--- BEGIN MATERIAL PROVIDED ---
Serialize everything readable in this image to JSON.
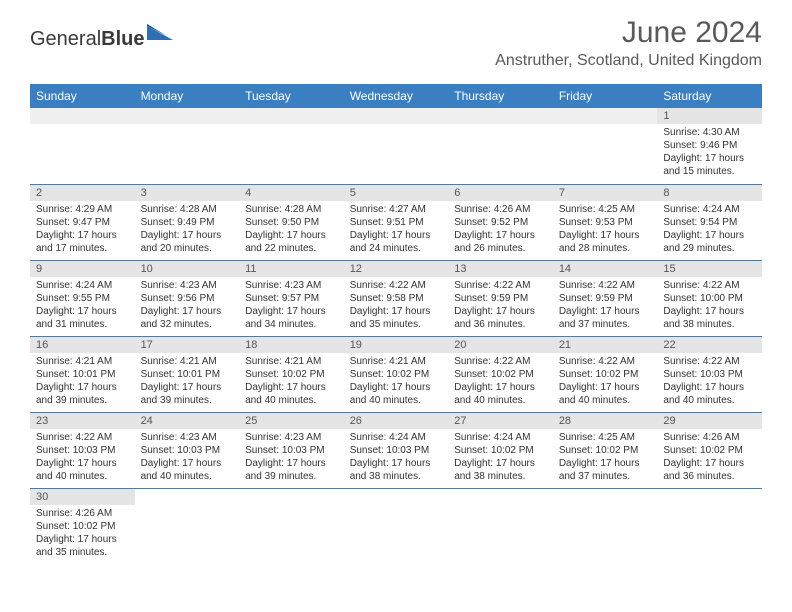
{
  "brand": {
    "part1": "General",
    "part2": "Blue"
  },
  "title": "June 2024",
  "location": "Anstruther, Scotland, United Kingdom",
  "colors": {
    "header_bg": "#3a7fc2",
    "header_fg": "#ffffff",
    "daynum_bg": "#e5e5e5",
    "border": "#3a7fc2",
    "text": "#333333",
    "title_text": "#5a5a5a"
  },
  "day_headers": [
    "Sunday",
    "Monday",
    "Tuesday",
    "Wednesday",
    "Thursday",
    "Friday",
    "Saturday"
  ],
  "weeks": [
    [
      null,
      null,
      null,
      null,
      null,
      null,
      {
        "n": "1",
        "sr": "4:30 AM",
        "ss": "9:46 PM",
        "dl": "17 hours and 15 minutes."
      }
    ],
    [
      {
        "n": "2",
        "sr": "4:29 AM",
        "ss": "9:47 PM",
        "dl": "17 hours and 17 minutes."
      },
      {
        "n": "3",
        "sr": "4:28 AM",
        "ss": "9:49 PM",
        "dl": "17 hours and 20 minutes."
      },
      {
        "n": "4",
        "sr": "4:28 AM",
        "ss": "9:50 PM",
        "dl": "17 hours and 22 minutes."
      },
      {
        "n": "5",
        "sr": "4:27 AM",
        "ss": "9:51 PM",
        "dl": "17 hours and 24 minutes."
      },
      {
        "n": "6",
        "sr": "4:26 AM",
        "ss": "9:52 PM",
        "dl": "17 hours and 26 minutes."
      },
      {
        "n": "7",
        "sr": "4:25 AM",
        "ss": "9:53 PM",
        "dl": "17 hours and 28 minutes."
      },
      {
        "n": "8",
        "sr": "4:24 AM",
        "ss": "9:54 PM",
        "dl": "17 hours and 29 minutes."
      }
    ],
    [
      {
        "n": "9",
        "sr": "4:24 AM",
        "ss": "9:55 PM",
        "dl": "17 hours and 31 minutes."
      },
      {
        "n": "10",
        "sr": "4:23 AM",
        "ss": "9:56 PM",
        "dl": "17 hours and 32 minutes."
      },
      {
        "n": "11",
        "sr": "4:23 AM",
        "ss": "9:57 PM",
        "dl": "17 hours and 34 minutes."
      },
      {
        "n": "12",
        "sr": "4:22 AM",
        "ss": "9:58 PM",
        "dl": "17 hours and 35 minutes."
      },
      {
        "n": "13",
        "sr": "4:22 AM",
        "ss": "9:59 PM",
        "dl": "17 hours and 36 minutes."
      },
      {
        "n": "14",
        "sr": "4:22 AM",
        "ss": "9:59 PM",
        "dl": "17 hours and 37 minutes."
      },
      {
        "n": "15",
        "sr": "4:22 AM",
        "ss": "10:00 PM",
        "dl": "17 hours and 38 minutes."
      }
    ],
    [
      {
        "n": "16",
        "sr": "4:21 AM",
        "ss": "10:01 PM",
        "dl": "17 hours and 39 minutes."
      },
      {
        "n": "17",
        "sr": "4:21 AM",
        "ss": "10:01 PM",
        "dl": "17 hours and 39 minutes."
      },
      {
        "n": "18",
        "sr": "4:21 AM",
        "ss": "10:02 PM",
        "dl": "17 hours and 40 minutes."
      },
      {
        "n": "19",
        "sr": "4:21 AM",
        "ss": "10:02 PM",
        "dl": "17 hours and 40 minutes."
      },
      {
        "n": "20",
        "sr": "4:22 AM",
        "ss": "10:02 PM",
        "dl": "17 hours and 40 minutes."
      },
      {
        "n": "21",
        "sr": "4:22 AM",
        "ss": "10:02 PM",
        "dl": "17 hours and 40 minutes."
      },
      {
        "n": "22",
        "sr": "4:22 AM",
        "ss": "10:03 PM",
        "dl": "17 hours and 40 minutes."
      }
    ],
    [
      {
        "n": "23",
        "sr": "4:22 AM",
        "ss": "10:03 PM",
        "dl": "17 hours and 40 minutes."
      },
      {
        "n": "24",
        "sr": "4:23 AM",
        "ss": "10:03 PM",
        "dl": "17 hours and 40 minutes."
      },
      {
        "n": "25",
        "sr": "4:23 AM",
        "ss": "10:03 PM",
        "dl": "17 hours and 39 minutes."
      },
      {
        "n": "26",
        "sr": "4:24 AM",
        "ss": "10:03 PM",
        "dl": "17 hours and 38 minutes."
      },
      {
        "n": "27",
        "sr": "4:24 AM",
        "ss": "10:02 PM",
        "dl": "17 hours and 38 minutes."
      },
      {
        "n": "28",
        "sr": "4:25 AM",
        "ss": "10:02 PM",
        "dl": "17 hours and 37 minutes."
      },
      {
        "n": "29",
        "sr": "4:26 AM",
        "ss": "10:02 PM",
        "dl": "17 hours and 36 minutes."
      }
    ],
    [
      {
        "n": "30",
        "sr": "4:26 AM",
        "ss": "10:02 PM",
        "dl": "17 hours and 35 minutes."
      },
      null,
      null,
      null,
      null,
      null,
      null
    ]
  ],
  "labels": {
    "sunrise": "Sunrise:",
    "sunset": "Sunset:",
    "daylight": "Daylight:"
  }
}
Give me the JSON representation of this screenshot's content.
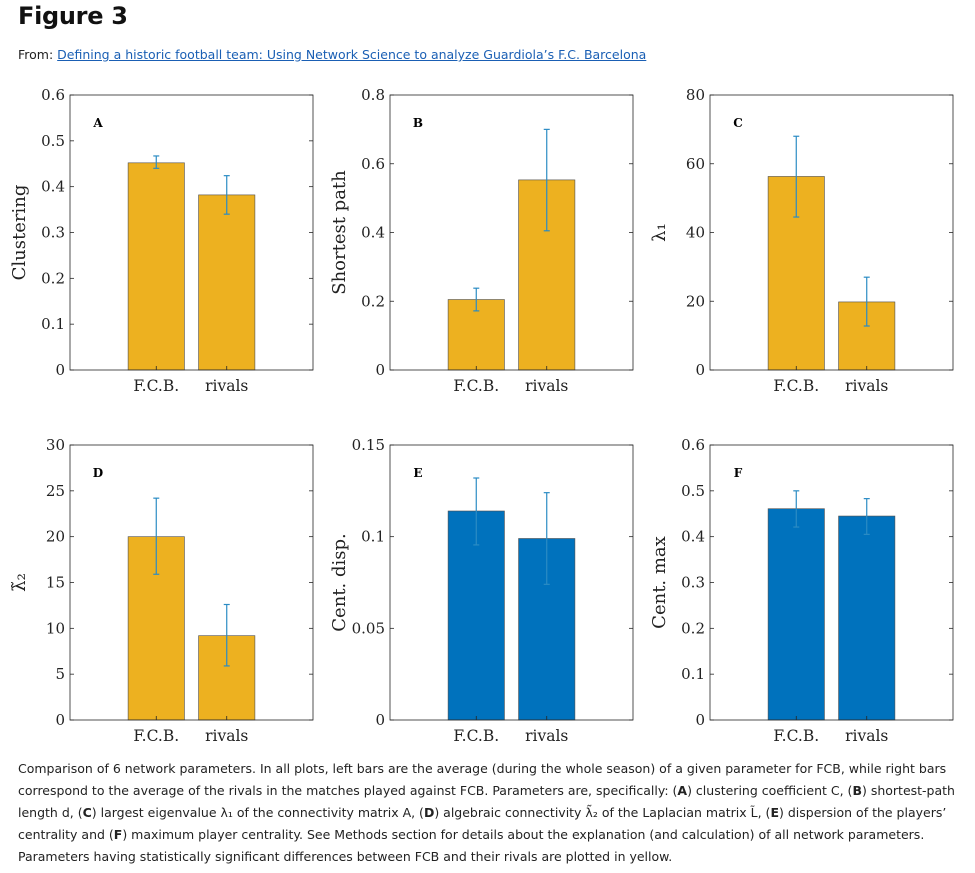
--- END MATERIAL PROVIDED ---
Show every line from the entries above in which "this" appears.

Serialize everything readable in this image to JSON.
Give me the JSON representation of this screenshot's content.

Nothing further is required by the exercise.